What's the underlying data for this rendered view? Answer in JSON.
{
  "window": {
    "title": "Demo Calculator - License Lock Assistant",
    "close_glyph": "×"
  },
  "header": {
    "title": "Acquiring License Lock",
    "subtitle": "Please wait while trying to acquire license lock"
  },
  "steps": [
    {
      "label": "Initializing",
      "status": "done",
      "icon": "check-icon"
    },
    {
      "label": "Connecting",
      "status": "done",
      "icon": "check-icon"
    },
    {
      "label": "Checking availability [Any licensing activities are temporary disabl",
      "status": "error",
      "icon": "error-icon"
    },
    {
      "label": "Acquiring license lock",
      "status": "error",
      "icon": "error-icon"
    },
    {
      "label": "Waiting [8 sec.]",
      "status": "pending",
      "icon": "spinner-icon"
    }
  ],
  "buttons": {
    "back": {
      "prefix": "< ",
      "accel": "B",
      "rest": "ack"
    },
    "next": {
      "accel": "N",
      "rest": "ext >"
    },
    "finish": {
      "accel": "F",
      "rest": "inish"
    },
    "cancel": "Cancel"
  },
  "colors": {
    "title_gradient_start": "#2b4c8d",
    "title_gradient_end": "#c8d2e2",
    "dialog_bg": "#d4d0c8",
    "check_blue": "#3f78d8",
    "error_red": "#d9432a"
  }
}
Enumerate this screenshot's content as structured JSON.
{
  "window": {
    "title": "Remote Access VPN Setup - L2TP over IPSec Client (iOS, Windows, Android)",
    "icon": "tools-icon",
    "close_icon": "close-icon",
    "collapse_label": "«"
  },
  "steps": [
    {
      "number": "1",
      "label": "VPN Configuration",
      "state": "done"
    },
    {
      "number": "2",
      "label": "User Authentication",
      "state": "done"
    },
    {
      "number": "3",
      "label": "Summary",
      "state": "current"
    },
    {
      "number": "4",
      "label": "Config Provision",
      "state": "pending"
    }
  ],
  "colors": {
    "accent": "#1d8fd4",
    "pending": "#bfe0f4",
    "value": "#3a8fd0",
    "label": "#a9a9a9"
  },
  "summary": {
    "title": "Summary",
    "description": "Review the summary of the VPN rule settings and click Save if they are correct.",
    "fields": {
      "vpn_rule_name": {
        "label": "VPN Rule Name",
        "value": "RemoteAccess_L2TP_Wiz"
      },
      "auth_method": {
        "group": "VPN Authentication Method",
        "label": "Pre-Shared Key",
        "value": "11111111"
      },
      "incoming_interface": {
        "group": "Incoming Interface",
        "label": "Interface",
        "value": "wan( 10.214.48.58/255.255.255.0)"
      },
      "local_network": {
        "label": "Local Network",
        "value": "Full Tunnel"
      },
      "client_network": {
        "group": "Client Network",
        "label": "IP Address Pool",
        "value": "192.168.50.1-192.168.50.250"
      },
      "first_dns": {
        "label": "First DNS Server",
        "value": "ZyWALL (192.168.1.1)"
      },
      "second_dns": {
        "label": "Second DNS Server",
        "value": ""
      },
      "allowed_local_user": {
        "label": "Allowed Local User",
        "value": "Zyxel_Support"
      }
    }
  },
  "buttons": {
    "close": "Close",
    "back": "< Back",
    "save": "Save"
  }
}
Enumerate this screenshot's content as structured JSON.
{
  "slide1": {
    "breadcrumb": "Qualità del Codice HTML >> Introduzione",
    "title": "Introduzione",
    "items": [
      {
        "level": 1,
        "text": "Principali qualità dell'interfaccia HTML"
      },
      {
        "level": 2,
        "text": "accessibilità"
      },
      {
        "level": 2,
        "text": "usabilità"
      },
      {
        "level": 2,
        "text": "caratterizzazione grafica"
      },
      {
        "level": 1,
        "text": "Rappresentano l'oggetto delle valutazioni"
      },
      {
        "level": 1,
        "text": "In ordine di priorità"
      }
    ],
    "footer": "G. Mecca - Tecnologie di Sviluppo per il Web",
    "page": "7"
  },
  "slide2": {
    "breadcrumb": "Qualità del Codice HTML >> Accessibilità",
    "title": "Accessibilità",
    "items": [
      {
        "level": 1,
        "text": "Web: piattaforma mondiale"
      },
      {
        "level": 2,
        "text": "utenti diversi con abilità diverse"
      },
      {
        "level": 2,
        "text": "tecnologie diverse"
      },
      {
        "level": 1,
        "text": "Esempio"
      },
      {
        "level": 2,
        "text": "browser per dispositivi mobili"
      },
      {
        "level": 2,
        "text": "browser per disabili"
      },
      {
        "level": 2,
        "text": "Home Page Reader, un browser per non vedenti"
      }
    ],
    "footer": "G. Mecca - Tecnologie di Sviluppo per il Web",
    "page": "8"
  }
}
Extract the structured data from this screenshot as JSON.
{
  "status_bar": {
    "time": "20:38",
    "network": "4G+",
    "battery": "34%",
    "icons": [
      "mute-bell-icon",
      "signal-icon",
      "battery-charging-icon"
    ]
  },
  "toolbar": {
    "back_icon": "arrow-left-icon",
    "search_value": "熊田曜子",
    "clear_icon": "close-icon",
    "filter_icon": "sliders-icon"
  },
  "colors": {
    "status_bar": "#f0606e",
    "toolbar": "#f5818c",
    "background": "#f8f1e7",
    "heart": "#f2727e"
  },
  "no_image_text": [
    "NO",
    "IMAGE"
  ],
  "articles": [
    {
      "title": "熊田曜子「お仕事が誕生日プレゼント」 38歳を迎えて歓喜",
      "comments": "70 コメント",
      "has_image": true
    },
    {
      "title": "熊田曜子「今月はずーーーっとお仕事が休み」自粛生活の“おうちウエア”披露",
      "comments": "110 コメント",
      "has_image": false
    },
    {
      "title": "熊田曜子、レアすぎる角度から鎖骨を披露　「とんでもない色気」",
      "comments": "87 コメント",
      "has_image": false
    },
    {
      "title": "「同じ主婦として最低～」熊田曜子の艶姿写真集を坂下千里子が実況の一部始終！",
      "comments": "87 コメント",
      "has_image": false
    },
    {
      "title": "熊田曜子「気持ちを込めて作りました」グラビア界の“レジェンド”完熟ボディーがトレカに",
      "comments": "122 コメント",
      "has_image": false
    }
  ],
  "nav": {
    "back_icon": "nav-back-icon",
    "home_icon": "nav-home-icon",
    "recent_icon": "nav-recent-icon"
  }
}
==========
● **Written request**: From the preceding material, extract every line exactly.

● **Task answer**:
What's the underlying data for this rendered view? Answer in JSON.
{
  "window": {
    "title": "Demo Calculator - License Lock Assistant",
    "close_glyph": "×"
  },
  "header": {
    "title": "Acquiring License Lock",
    "subtitle": "Please wait while trying to acquire license lock"
  },
  "steps": [
    {
      "label": "Initializing",
      "status": "done",
      "icon": "check-icon"
    },
    {
      "label": "Connecting",
      "status": "done",
      "icon": "check-icon"
    },
    {
      "label": "Checking availability [Any licensing activities are temporary disabl",
      "status": "error",
      "icon": "error-icon"
    },
    {
      "label": "Acquiring license lock",
      "status": "error",
      "icon": "error-icon"
    },
    {
      "label": "Waiting [8 sec.]",
      "status": "pending",
      "icon": "spinner-icon"
    }
  ],
  "buttons": {
    "back": {
      "prefix": "< ",
      "accel": "B",
      "rest": "ack"
    },
    "next": {
      "accel": "N",
      "rest": "ext >"
    },
    "finish": {
      "accel": "F",
      "rest": "inish"
    },
    "cancel": "Cancel"
  },
  "colors": {
    "title_gradient_start": "#2b4c8d",
    "title_gradient_end": "#c8d2e2",
    "dialog_bg": "#d4d0c8",
    "check_blue": "#3f78d8",
    "error_red": "#d9432a"
  }
}
Enumerate this screenshot's content as structured JSON.
{
  "window": {
    "title": "Remote Access VPN Setup - L2TP over IPSec Client (iOS, Windows, Android)",
    "icon": "tools-icon",
    "close_icon": "close-icon",
    "collapse_label": "«"
  },
  "steps": [
    {
      "number": "1",
      "label": "VPN Configuration",
      "state": "done"
    },
    {
      "number": "2",
      "label": "User Authentication",
      "state": "done"
    },
    {
      "number": "3",
      "label": "Summary",
      "state": "current"
    },
    {
      "number": "4",
      "label": "Config Provision",
      "state": "pending"
    }
  ],
  "colors": {
    "accent": "#1d8fd4",
    "pending": "#bfe0f4",
    "value": "#3a8fd0",
    "label": "#a9a9a9"
  },
  "summary": {
    "title": "Summary",
    "description": "Review the summary of the VPN rule settings and click Save if they are correct.",
    "fields": {
      "vpn_rule_name": {
        "label": "VPN Rule Name",
        "value": "RemoteAccess_L2TP_Wiz"
      },
      "auth_method": {
        "group": "VPN Authentication Method",
        "label": "Pre-Shared Key",
        "value": "11111111"
      },
      "incoming_interface": {
        "group": "Incoming Interface",
        "label": "Interface",
        "value": "wan( 10.214.48.58/255.255.255.0)"
      },
      "local_network": {
        "label": "Local Network",
        "value": "Full Tunnel"
      },
      "client_network": {
        "group": "Client Network",
        "label": "IP Address Pool",
        "value": "192.168.50.1-192.168.50.250"
      },
      "first_dns": {
        "label": "First DNS Server",
        "value": "ZyWALL (192.168.1.1)"
      },
      "second_dns": {
        "label": "Second DNS Server",
        "value": ""
      },
      "allowed_local_user": {
        "label": "Allowed Local User",
        "value": "Zyxel_Support"
      }
    }
  },
  "buttons": {
    "close": "Close",
    "back": "< Back",
    "save": "Save"
  }
}
Enumerate this screenshot's content as structured JSON.
{
  "slide1": {
    "breadcrumb": "Qualità del Codice HTML >> Introduzione",
    "title": "Introduzione",
    "items": [
      {
        "level": 1,
        "text": "Principali qualità dell'interfaccia HTML"
      },
      {
        "level": 2,
        "text": "accessibilità"
      },
      {
        "level": 2,
        "text": "usabilità"
      },
      {
        "level": 2,
        "text": "caratterizzazione grafica"
      },
      {
        "level": 1,
        "text": "Rappresentano l'oggetto delle valutazioni"
      },
      {
        "level": 1,
        "text": "In ordine di priorità"
      }
    ],
    "footer": "G. Mecca - Tecnologie di Sviluppo per il Web",
    "page": "7"
  },
  "slide2": {
    "breadcrumb": "Qualità del Codice HTML >> Accessibilità",
    "title": "Accessibilità",
    "items": [
      {
        "level": 1,
        "text": "Web: piattaforma mondiale"
      },
      {
        "level": 2,
        "text": "utenti diversi con abilità diverse"
      },
      {
        "level": 2,
        "text": "tecnologie diverse"
      },
      {
        "level": 1,
        "text": "Esempio"
      },
      {
        "level": 2,
        "text": "browser per dispositivi mobili"
      },
      {
        "level": 2,
        "text": "browser per disabili"
      },
      {
        "level": 2,
        "text": "Home Page Reader, un browser per non vedenti"
      }
    ],
    "footer": "G. Mecca - Tecnologie di Sviluppo per il Web",
    "page": "8"
  }
}
Extract the structured data from this screenshot as JSON.
{
  "status_bar": {
    "time": "20:38",
    "network": "4G+",
    "battery": "34%",
    "icons": [
      "mute-bell-icon",
      "signal-icon",
      "battery-charging-icon"
    ]
  },
  "toolbar": {
    "back_icon": "arrow-left-icon",
    "search_value": "熊田曜子",
    "clear_icon": "close-icon",
    "filter_icon": "sliders-icon"
  },
  "colors": {
    "status_bar": "#f0606e",
    "toolbar": "#f5818c",
    "background": "#f8f1e7",
    "heart": "#f2727e"
  },
  "no_image_text": [
    "NO",
    "IMAGE"
  ],
  "articles": [
    {
      "title": "熊田曜子「お仕事が誕生日プレゼント」 38歳を迎えて歓喜",
      "comments": "70 コメント",
      "has_image": true
    },
    {
      "title": "熊田曜子「今月はずーーーっとお仕事が休み」自粛生活の“おうちウエア”披露",
      "comments": "110 コメント",
      "has_image": false
    },
    {
      "title": "熊田曜子、レアすぎる角度から鎖骨を披露　「とんでもない色気」",
      "comments": "87 コメント",
      "has_image": false
    },
    {
      "title": "「同じ主婦として最低～」熊田曜子の艶姿写真集を坂下千里子が実況の一部始終！",
      "comments": "87 コメント",
      "has_image": false
    },
    {
      "title": "熊田曜子「気持ちを込めて作りました」グラビア界の“レジェンド”完熟ボディーがトレカに",
      "comments": "122 コメント",
      "has_image": false
    }
  ],
  "nav": {
    "back_icon": "nav-back-icon",
    "home_icon": "nav-home-icon",
    "recent_icon": "nav-recent-icon"
  }
}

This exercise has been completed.